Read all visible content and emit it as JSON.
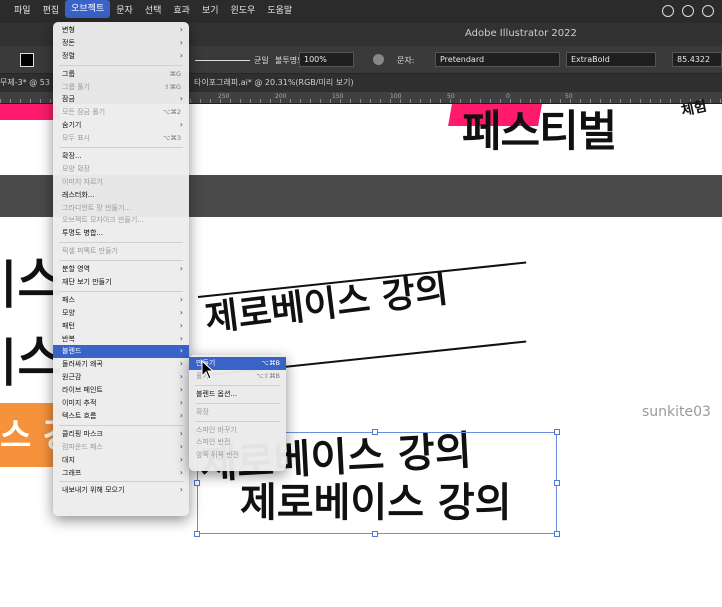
{
  "menubar": {
    "items": [
      "파일",
      "편집",
      "오브젝트",
      "문자",
      "선택",
      "효과",
      "보기",
      "윈도우",
      "도움말"
    ],
    "active_index": 2
  },
  "titlebar": {
    "title": "Adobe Illustrator 2022"
  },
  "controlbar": {
    "stroke_style": "균일",
    "opacity_label": "불투명도:",
    "opacity_value": "100%",
    "char_label": "문자:",
    "font_name": "Pretendard",
    "font_weight": "ExtraBold",
    "font_size": "85.4322"
  },
  "tabs": {
    "left": "무제-3* @ 53",
    "right": "타이포그래피.ai* @ 20.31%(RGB/미리 보기)"
  },
  "ruler": {
    "labels": [
      "250",
      "200",
      "150",
      "100",
      "50",
      "0",
      "50"
    ]
  },
  "canvas": {
    "festival_text": "페스티벌",
    "small_text": "체험",
    "side_text_1": "|스",
    "side_text_2": "|스",
    "orange_text": "스 강",
    "heading_text": "제로베이스 강의",
    "blend_text_1": "제로베이스 강의",
    "blend_text_2": "제로베이스 강의",
    "watermark": "sunkite03"
  },
  "object_menu": {
    "items": [
      {
        "label": "변형",
        "submenu": true
      },
      {
        "label": "정돈",
        "submenu": true
      },
      {
        "label": "정렬",
        "submenu": true
      },
      {
        "sep": true
      },
      {
        "label": "그룹",
        "shortcut": "⌘G",
        "disabled": false
      },
      {
        "label": "그룹 풀기",
        "shortcut": "⇧⌘G",
        "disabled": true
      },
      {
        "label": "잠금",
        "submenu": true
      },
      {
        "label": "모든 잠금 풀기",
        "shortcut": "⌥⌘2",
        "disabled": true
      },
      {
        "label": "숨기기",
        "submenu": true
      },
      {
        "label": "모두 표시",
        "shortcut": "⌥⌘3",
        "disabled": true
      },
      {
        "sep": true
      },
      {
        "label": "확장..."
      },
      {
        "label": "모양 확장",
        "disabled": true
      },
      {
        "label": "이미지 자르기",
        "disabled": true
      },
      {
        "label": "래스터화..."
      },
      {
        "label": "그라디언트 망 만들기...",
        "disabled": true
      },
      {
        "label": "오브젝트 모자이크 만들기...",
        "disabled": true
      },
      {
        "label": "투명도 병합..."
      },
      {
        "sep": true
      },
      {
        "label": "픽셀 퍼펙트 만들기",
        "disabled": true
      },
      {
        "sep": true
      },
      {
        "label": "분할 영역",
        "submenu": true
      },
      {
        "label": "재단 보기 만들기"
      },
      {
        "sep": true
      },
      {
        "label": "패스",
        "submenu": true
      },
      {
        "label": "모양",
        "submenu": true
      },
      {
        "label": "패턴",
        "submenu": true
      },
      {
        "label": "반복",
        "submenu": true
      },
      {
        "label": "블렌드",
        "submenu": true,
        "active": true
      },
      {
        "label": "둘러싸기 왜곡",
        "submenu": true
      },
      {
        "label": "원근감",
        "submenu": true
      },
      {
        "label": "라이브 페인트",
        "submenu": true
      },
      {
        "label": "이미지 추적",
        "submenu": true
      },
      {
        "label": "텍스트 흐름",
        "submenu": true
      },
      {
        "sep": true
      },
      {
        "label": "클리핑 마스크",
        "submenu": true
      },
      {
        "label": "컴파운드 패스",
        "submenu": true,
        "disabled": true
      },
      {
        "label": "대지",
        "submenu": true
      },
      {
        "label": "그래프",
        "submenu": true
      },
      {
        "sep": true
      },
      {
        "label": "내보내기 위해 모으기",
        "submenu": true
      }
    ]
  },
  "blend_submenu": {
    "items": [
      {
        "label": "만들기",
        "shortcut": "⌥⌘B",
        "active": true
      },
      {
        "label": "풀기",
        "shortcut": "⌥⇧⌘B",
        "disabled": true
      },
      {
        "sep": true
      },
      {
        "label": "블렌드 옵션..."
      },
      {
        "sep": true
      },
      {
        "label": "확장",
        "disabled": true
      },
      {
        "sep": true
      },
      {
        "label": "스파인 바꾸기",
        "disabled": true
      },
      {
        "label": "스파인 반전",
        "disabled": true
      },
      {
        "label": "앞쪽 뒤쪽 반전",
        "disabled": true
      }
    ]
  },
  "colors": {
    "accent_pink": "#ff1a6b",
    "accent_orange": "#f6923c",
    "menu_highlight": "#3a63c8",
    "selection": "#6b8fe0"
  }
}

Short problem:
Copy each line exactly, and leave the pictures out of your copy.

Complete answer:
Read all visible content and emit it as JSON.
{
  "menubar": {
    "items": [
      "파일",
      "편집",
      "오브젝트",
      "문자",
      "선택",
      "효과",
      "보기",
      "윈도우",
      "도움말"
    ],
    "active_index": 2
  },
  "titlebar": {
    "title": "Adobe Illustrator 2022"
  },
  "controlbar": {
    "stroke_style": "균일",
    "opacity_label": "불투명도:",
    "opacity_value": "100%",
    "char_label": "문자:",
    "font_name": "Pretendard",
    "font_weight": "ExtraBold",
    "font_size": "85.4322"
  },
  "tabs": {
    "left": "무제-3* @ 53",
    "right": "타이포그래피.ai* @ 20.31%(RGB/미리 보기)"
  },
  "ruler": {
    "labels": [
      "250",
      "200",
      "150",
      "100",
      "50",
      "0",
      "50"
    ]
  },
  "canvas": {
    "festival_text": "페스티벌",
    "small_text": "체험",
    "side_text_1": "|스",
    "side_text_2": "|스",
    "orange_text": "스 강",
    "heading_text": "제로베이스 강의",
    "blend_text_1": "제로베이스 강의",
    "blend_text_2": "제로베이스 강의",
    "watermark": "sunkite03"
  },
  "object_menu": {
    "items": [
      {
        "label": "변형",
        "submenu": true
      },
      {
        "label": "정돈",
        "submenu": true
      },
      {
        "label": "정렬",
        "submenu": true
      },
      {
        "sep": true
      },
      {
        "label": "그룹",
        "shortcut": "⌘G",
        "disabled": false
      },
      {
        "label": "그룹 풀기",
        "shortcut": "⇧⌘G",
        "disabled": true
      },
      {
        "label": "잠금",
        "submenu": true
      },
      {
        "label": "모든 잠금 풀기",
        "shortcut": "⌥⌘2",
        "disabled": true
      },
      {
        "label": "숨기기",
        "submenu": true
      },
      {
        "label": "모두 표시",
        "shortcut": "⌥⌘3",
        "disabled": true
      },
      {
        "sep": true
      },
      {
        "label": "확장..."
      },
      {
        "label": "모양 확장",
        "disabled": true
      },
      {
        "label": "이미지 자르기",
        "disabled": true
      },
      {
        "label": "래스터화..."
      },
      {
        "label": "그라디언트 망 만들기...",
        "disabled": true
      },
      {
        "label": "오브젝트 모자이크 만들기...",
        "disabled": true
      },
      {
        "label": "투명도 병합..."
      },
      {
        "sep": true
      },
      {
        "label": "픽셀 퍼펙트 만들기",
        "disabled": true
      },
      {
        "sep": true
      },
      {
        "label": "분할 영역",
        "submenu": true
      },
      {
        "label": "재단 보기 만들기"
      },
      {
        "sep": true
      },
      {
        "label": "패스",
        "submenu": true
      },
      {
        "label": "모양",
        "submenu": true
      },
      {
        "label": "패턴",
        "submenu": true
      },
      {
        "label": "반복",
        "submenu": true
      },
      {
        "label": "블렌드",
        "submenu": true,
        "active": true
      },
      {
        "label": "둘러싸기 왜곡",
        "submenu": true
      },
      {
        "label": "원근감",
        "submenu": true
      },
      {
        "label": "라이브 페인트",
        "submenu": true
      },
      {
        "label": "이미지 추적",
        "submenu": true
      },
      {
        "label": "텍스트 흐름",
        "submenu": true
      },
      {
        "sep": true
      },
      {
        "label": "클리핑 마스크",
        "submenu": true
      },
      {
        "label": "컴파운드 패스",
        "submenu": true,
        "disabled": true
      },
      {
        "label": "대지",
        "submenu": true
      },
      {
        "label": "그래프",
        "submenu": true
      },
      {
        "sep": true
      },
      {
        "label": "내보내기 위해 모으기",
        "submenu": true
      }
    ]
  },
  "blend_submenu": {
    "items": [
      {
        "label": "만들기",
        "shortcut": "⌥⌘B",
        "active": true
      },
      {
        "label": "풀기",
        "shortcut": "⌥⇧⌘B",
        "disabled": true
      },
      {
        "sep": true
      },
      {
        "label": "블렌드 옵션..."
      },
      {
        "sep": true
      },
      {
        "label": "확장",
        "disabled": true
      },
      {
        "sep": true
      },
      {
        "label": "스파인 바꾸기",
        "disabled": true
      },
      {
        "label": "스파인 반전",
        "disabled": true
      },
      {
        "label": "앞쪽 뒤쪽 반전",
        "disabled": true
      }
    ]
  },
  "colors": {
    "accent_pink": "#ff1a6b",
    "accent_orange": "#f6923c",
    "menu_highlight": "#3a63c8",
    "selection": "#6b8fe0"
  }
}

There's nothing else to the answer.